▶ _Requirement_: Filter the records below for the word "Широкая". Copy each line that holds it.
==== Material supplied
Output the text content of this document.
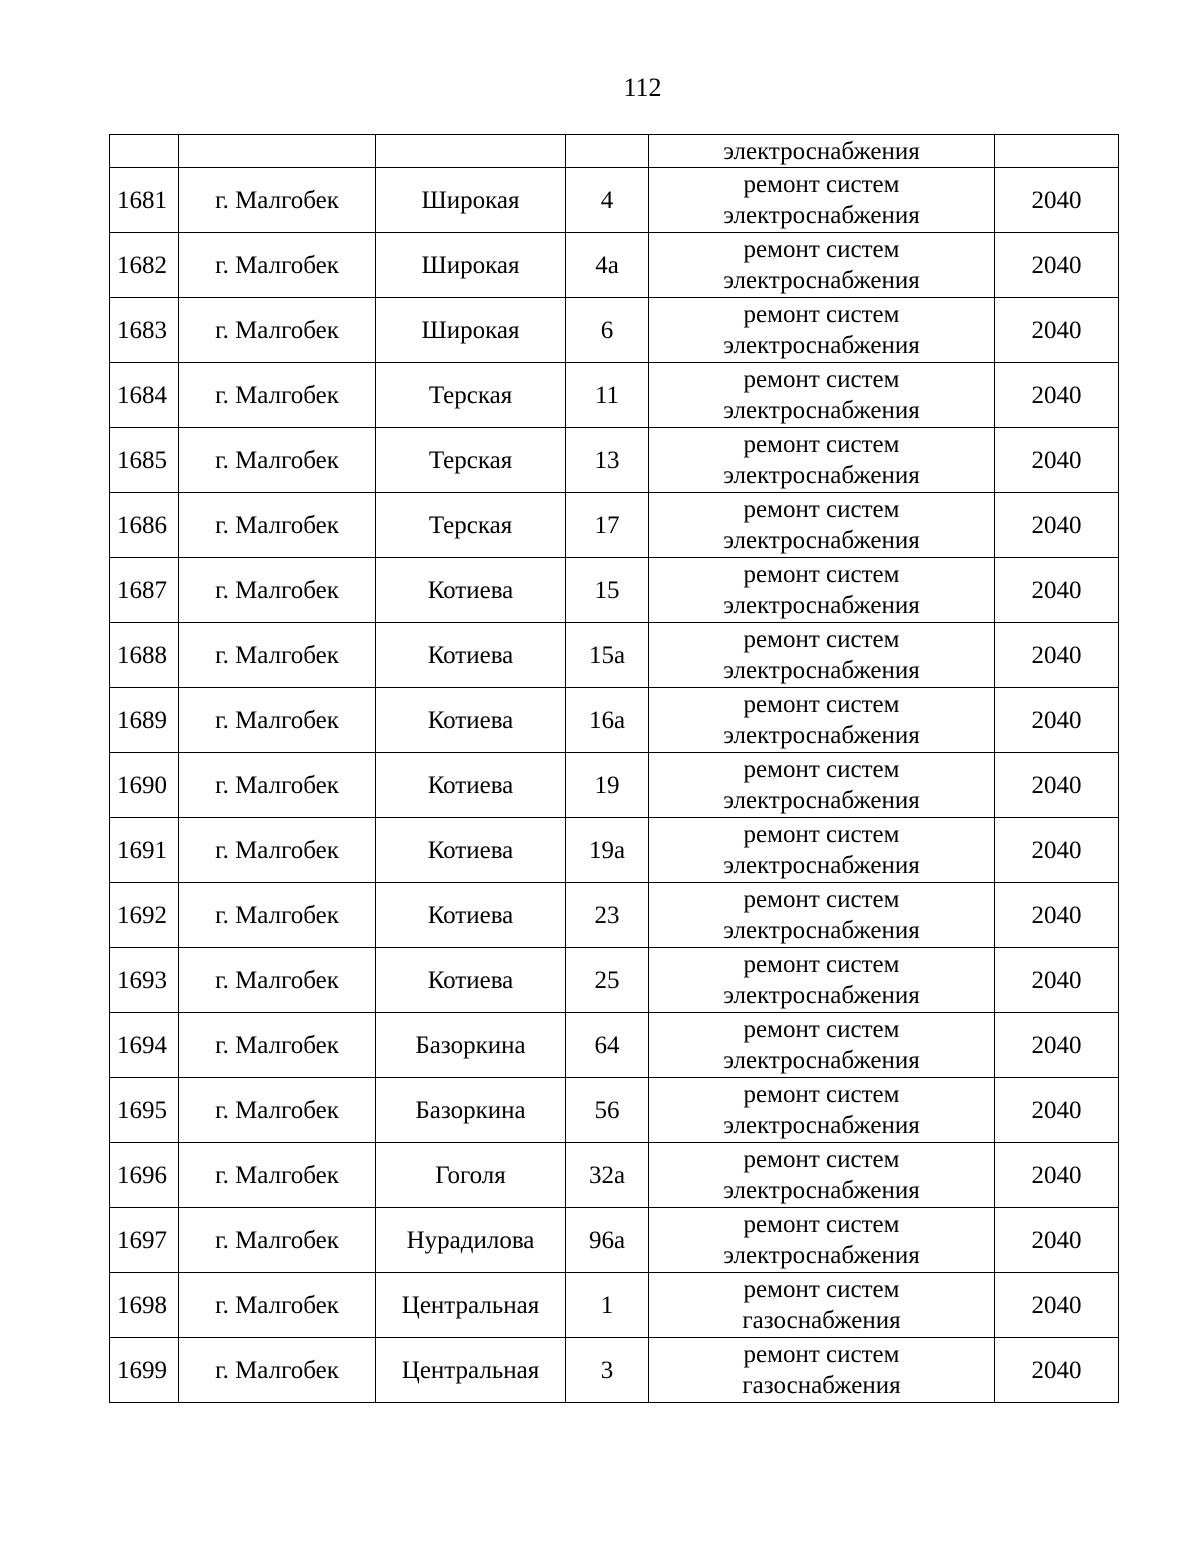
112
				электроснабжения	
1681	г. Малгобек	Широкая	4	ремонт систем
электроснабжения	2040
1682	г. Малгобек	Широкая	4а	ремонт систем
электроснабжения	2040
1683	г. Малгобек	Широкая	6	ремонт систем
электроснабжения	2040
1684	г. Малгобек	Терская	11	ремонт систем
электроснабжения	2040
1685	г. Малгобек	Терская	13	ремонт систем
электроснабжения	2040
1686	г. Малгобек	Терская	17	ремонт систем
электроснабжения	2040
1687	г. Малгобек	Котиева	15	ремонт систем
электроснабжения	2040
1688	г. Малгобек	Котиева	15а	ремонт систем
электроснабжения	2040
1689	г. Малгобек	Котиева	16а	ремонт систем
электроснабжения	2040
1690	г. Малгобек	Котиева	19	ремонт систем
электроснабжения	2040
1691	г. Малгобек	Котиева	19а	ремонт систем
электроснабжения	2040
1692	г. Малгобек	Котиева	23	ремонт систем
электроснабжения	2040
1693	г. Малгобек	Котиева	25	ремонт систем
электроснабжения	2040
1694	г. Малгобек	Базоркина	64	ремонт систем
электроснабжения	2040
1695	г. Малгобек	Базоркина	56	ремонт систем
электроснабжения	2040
1696	г. Малгобек	Гоголя	32а	ремонт систем
электроснабжения	2040
1697	г. Малгобек	Нурадилова	96а	ремонт систем
электроснабжения	2040
1698	г. Малгобек	Центральная	1	ремонт систем
газоснабжения	2040
1699	г. Малгобек	Центральная	3	ремонт систем
газоснабжения	2040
========
▶ _Response for this exercise_:
1681	г. Малгобек	Широкая	4	ремонт систем
1682	г. Малгобек	Широкая	4а	ремонт систем
1683	г. Малгобек	Широкая	6	ремонт систем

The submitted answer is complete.